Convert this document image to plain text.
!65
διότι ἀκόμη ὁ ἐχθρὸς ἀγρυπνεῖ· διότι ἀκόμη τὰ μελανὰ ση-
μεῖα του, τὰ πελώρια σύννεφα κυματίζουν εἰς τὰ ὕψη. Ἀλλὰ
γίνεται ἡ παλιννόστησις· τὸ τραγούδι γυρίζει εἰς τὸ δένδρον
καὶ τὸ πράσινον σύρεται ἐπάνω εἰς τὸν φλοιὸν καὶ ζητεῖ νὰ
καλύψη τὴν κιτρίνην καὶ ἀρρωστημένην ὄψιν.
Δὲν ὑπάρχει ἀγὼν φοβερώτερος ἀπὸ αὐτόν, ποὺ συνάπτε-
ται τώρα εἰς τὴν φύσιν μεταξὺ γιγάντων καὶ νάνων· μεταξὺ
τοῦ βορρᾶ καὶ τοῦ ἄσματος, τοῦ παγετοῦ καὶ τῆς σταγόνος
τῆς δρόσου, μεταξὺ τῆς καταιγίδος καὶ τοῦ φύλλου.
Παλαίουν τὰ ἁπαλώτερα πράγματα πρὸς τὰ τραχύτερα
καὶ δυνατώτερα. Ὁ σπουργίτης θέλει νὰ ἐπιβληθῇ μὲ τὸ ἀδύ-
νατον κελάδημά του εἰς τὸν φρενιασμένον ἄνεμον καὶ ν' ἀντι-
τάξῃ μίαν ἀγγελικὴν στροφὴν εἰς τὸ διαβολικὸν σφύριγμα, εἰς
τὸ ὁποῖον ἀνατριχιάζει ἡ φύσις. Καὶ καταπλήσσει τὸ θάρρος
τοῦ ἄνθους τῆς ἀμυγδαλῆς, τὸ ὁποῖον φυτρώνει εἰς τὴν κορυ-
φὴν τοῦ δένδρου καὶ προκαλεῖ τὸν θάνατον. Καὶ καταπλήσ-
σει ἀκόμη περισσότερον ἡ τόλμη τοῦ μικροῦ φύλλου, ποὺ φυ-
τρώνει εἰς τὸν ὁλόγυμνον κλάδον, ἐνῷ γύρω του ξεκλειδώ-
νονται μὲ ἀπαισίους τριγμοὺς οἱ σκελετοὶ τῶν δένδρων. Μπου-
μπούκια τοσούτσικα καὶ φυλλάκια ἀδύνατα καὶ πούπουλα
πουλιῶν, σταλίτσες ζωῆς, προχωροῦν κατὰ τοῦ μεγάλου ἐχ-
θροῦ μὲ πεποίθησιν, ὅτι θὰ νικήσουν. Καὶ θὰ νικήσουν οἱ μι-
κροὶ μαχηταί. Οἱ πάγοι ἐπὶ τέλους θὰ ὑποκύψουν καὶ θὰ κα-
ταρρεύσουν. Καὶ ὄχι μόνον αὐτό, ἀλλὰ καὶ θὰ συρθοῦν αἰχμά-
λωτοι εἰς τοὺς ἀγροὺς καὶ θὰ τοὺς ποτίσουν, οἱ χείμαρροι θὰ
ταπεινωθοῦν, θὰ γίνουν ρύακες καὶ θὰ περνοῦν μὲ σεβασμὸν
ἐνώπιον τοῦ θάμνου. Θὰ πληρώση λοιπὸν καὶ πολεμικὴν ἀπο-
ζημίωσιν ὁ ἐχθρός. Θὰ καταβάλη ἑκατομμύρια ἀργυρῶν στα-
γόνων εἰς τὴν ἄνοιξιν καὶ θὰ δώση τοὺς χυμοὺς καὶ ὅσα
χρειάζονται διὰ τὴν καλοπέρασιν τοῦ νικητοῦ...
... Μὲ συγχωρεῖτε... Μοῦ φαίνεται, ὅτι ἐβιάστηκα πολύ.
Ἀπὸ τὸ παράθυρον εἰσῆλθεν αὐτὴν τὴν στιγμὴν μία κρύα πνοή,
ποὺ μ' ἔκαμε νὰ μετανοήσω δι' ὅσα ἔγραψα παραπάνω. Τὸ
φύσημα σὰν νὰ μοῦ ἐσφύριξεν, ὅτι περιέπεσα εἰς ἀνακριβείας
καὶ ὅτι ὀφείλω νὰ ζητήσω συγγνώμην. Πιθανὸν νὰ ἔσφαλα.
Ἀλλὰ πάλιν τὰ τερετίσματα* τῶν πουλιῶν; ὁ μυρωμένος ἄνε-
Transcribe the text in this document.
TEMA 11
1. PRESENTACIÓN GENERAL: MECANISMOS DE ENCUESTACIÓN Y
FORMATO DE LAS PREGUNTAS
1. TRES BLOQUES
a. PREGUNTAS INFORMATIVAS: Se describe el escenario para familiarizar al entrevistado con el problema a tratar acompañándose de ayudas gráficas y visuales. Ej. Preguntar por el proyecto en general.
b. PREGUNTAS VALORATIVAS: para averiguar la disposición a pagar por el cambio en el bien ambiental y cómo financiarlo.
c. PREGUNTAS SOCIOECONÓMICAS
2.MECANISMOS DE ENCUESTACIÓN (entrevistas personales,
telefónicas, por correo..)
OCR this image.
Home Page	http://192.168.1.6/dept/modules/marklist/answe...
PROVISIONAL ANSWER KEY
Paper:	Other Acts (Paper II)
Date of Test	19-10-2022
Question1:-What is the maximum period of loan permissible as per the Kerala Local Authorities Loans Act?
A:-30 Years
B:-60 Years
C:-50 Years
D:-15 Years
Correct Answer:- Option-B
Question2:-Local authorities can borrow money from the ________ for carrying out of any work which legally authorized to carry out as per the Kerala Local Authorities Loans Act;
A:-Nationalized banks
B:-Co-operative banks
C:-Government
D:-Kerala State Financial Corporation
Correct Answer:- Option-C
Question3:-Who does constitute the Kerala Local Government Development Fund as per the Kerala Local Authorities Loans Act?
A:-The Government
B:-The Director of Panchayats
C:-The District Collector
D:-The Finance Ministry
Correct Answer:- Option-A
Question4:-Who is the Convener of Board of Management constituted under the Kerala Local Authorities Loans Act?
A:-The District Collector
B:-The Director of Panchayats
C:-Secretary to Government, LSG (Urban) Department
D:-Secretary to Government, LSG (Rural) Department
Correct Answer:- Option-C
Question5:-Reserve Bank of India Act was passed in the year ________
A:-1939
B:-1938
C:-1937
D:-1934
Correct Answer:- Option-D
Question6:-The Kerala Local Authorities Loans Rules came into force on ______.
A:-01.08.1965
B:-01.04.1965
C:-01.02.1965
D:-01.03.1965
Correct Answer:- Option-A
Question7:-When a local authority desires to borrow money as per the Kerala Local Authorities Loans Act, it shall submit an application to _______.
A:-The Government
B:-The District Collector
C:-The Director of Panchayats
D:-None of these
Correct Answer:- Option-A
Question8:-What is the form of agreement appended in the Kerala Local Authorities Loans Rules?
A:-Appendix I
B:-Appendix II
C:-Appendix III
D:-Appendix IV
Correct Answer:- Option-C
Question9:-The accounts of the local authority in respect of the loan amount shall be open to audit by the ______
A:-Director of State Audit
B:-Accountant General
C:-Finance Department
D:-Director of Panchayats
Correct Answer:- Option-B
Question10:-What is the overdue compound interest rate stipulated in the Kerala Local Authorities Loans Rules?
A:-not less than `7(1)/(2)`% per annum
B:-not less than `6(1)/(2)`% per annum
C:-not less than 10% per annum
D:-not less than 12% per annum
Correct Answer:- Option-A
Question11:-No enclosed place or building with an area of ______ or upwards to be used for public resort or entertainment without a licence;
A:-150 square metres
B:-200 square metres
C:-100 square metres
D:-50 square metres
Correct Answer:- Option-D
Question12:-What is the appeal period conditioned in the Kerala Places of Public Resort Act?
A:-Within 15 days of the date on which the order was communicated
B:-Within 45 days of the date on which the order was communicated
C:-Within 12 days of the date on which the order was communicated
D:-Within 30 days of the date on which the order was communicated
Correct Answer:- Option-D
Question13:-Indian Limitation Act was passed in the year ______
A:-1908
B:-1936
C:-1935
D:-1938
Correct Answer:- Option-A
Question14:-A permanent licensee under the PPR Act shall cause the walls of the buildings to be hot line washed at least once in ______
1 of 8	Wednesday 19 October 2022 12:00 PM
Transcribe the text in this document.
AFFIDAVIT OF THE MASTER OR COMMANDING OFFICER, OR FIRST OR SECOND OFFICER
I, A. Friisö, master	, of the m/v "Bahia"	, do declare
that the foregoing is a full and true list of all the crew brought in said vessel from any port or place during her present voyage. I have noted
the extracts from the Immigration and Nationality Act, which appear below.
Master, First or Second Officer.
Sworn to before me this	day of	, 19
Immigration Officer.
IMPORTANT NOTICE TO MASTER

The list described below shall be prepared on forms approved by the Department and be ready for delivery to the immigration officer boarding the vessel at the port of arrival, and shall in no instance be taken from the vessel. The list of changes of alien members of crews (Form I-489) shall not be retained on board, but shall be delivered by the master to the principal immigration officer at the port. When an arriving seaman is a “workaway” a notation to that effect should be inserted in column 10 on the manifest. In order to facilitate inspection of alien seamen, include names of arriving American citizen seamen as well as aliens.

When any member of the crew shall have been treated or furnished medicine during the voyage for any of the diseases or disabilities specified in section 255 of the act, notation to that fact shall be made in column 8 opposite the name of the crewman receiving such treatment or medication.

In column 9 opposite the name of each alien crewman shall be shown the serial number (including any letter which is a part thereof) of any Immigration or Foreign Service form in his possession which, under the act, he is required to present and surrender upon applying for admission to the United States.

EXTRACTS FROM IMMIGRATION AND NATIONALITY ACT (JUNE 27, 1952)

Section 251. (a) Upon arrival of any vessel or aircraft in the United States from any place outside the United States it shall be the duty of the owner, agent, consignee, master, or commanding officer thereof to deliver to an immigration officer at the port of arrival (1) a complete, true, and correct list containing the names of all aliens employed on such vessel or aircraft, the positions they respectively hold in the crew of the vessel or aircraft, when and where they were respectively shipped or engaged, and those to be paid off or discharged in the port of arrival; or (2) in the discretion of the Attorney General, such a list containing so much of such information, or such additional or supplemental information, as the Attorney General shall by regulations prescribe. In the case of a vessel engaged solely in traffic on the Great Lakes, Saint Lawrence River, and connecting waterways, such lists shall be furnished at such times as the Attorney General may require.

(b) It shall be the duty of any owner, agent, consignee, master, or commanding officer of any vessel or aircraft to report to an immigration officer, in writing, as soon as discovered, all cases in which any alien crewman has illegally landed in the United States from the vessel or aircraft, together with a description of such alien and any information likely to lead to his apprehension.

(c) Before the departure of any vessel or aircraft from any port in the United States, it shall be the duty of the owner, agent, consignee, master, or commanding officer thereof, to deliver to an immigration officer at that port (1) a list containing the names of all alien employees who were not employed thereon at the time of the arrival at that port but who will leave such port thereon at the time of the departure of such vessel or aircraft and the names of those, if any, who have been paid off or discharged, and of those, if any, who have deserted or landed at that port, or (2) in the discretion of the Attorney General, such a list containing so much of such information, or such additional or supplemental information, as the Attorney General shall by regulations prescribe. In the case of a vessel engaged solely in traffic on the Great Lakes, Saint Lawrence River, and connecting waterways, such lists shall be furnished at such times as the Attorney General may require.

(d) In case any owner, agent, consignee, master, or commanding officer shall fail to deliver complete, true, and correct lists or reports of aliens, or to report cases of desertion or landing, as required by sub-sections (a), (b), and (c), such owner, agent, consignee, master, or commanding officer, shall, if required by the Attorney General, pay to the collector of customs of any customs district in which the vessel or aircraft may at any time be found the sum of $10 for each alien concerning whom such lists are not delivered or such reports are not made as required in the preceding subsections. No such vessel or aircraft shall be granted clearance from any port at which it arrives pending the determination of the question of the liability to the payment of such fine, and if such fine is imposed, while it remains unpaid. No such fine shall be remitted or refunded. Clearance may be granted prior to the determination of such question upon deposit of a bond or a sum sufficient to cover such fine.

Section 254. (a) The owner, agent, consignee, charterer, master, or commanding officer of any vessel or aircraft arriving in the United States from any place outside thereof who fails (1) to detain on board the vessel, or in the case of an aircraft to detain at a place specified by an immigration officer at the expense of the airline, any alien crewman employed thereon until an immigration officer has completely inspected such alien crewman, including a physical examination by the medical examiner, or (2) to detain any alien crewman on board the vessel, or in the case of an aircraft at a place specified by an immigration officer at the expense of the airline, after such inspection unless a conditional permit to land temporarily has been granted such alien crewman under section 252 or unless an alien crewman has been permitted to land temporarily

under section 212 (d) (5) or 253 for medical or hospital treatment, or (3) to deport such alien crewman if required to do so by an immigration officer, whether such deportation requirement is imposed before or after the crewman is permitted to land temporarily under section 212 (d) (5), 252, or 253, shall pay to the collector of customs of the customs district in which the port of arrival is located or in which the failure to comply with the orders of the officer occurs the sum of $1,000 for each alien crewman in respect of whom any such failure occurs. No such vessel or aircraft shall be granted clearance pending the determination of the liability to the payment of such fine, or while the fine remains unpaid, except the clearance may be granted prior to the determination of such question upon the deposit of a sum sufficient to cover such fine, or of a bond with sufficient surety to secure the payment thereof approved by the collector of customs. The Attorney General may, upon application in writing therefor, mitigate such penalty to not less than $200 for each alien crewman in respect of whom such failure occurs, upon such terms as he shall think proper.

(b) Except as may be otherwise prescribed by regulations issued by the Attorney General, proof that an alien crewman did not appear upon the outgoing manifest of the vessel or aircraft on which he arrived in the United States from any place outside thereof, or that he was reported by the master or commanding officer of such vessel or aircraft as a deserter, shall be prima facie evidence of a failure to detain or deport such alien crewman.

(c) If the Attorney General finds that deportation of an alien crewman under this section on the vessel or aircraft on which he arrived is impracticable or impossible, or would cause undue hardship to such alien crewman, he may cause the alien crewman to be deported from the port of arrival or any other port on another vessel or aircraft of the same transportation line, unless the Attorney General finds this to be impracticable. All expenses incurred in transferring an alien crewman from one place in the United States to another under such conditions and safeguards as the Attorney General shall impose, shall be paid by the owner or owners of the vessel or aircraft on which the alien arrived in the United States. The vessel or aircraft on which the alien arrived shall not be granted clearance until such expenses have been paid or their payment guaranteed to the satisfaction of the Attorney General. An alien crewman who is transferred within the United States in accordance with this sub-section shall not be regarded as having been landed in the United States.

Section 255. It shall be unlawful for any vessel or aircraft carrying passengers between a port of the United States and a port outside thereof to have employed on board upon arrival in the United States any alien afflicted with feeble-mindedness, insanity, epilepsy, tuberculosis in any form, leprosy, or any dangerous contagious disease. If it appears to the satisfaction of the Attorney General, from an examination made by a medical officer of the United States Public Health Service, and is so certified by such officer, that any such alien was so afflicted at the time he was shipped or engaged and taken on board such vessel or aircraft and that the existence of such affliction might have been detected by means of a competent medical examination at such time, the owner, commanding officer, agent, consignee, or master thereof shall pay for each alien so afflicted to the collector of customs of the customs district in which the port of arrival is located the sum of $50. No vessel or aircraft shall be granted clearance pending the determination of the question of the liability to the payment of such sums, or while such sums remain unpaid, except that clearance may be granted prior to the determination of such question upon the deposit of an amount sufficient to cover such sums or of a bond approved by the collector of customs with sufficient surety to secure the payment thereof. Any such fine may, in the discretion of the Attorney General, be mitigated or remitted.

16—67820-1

- **THE PROBLEM**: In the entries above, find each line with the word "period" and show it.

- **RESULT**:
Question1:-What is the maximum period of loan permissible as per the Kerala Local Authorities Loans Act?
Question12:-What is the appeal period conditioned in the Kerala Places of Public Resort Act?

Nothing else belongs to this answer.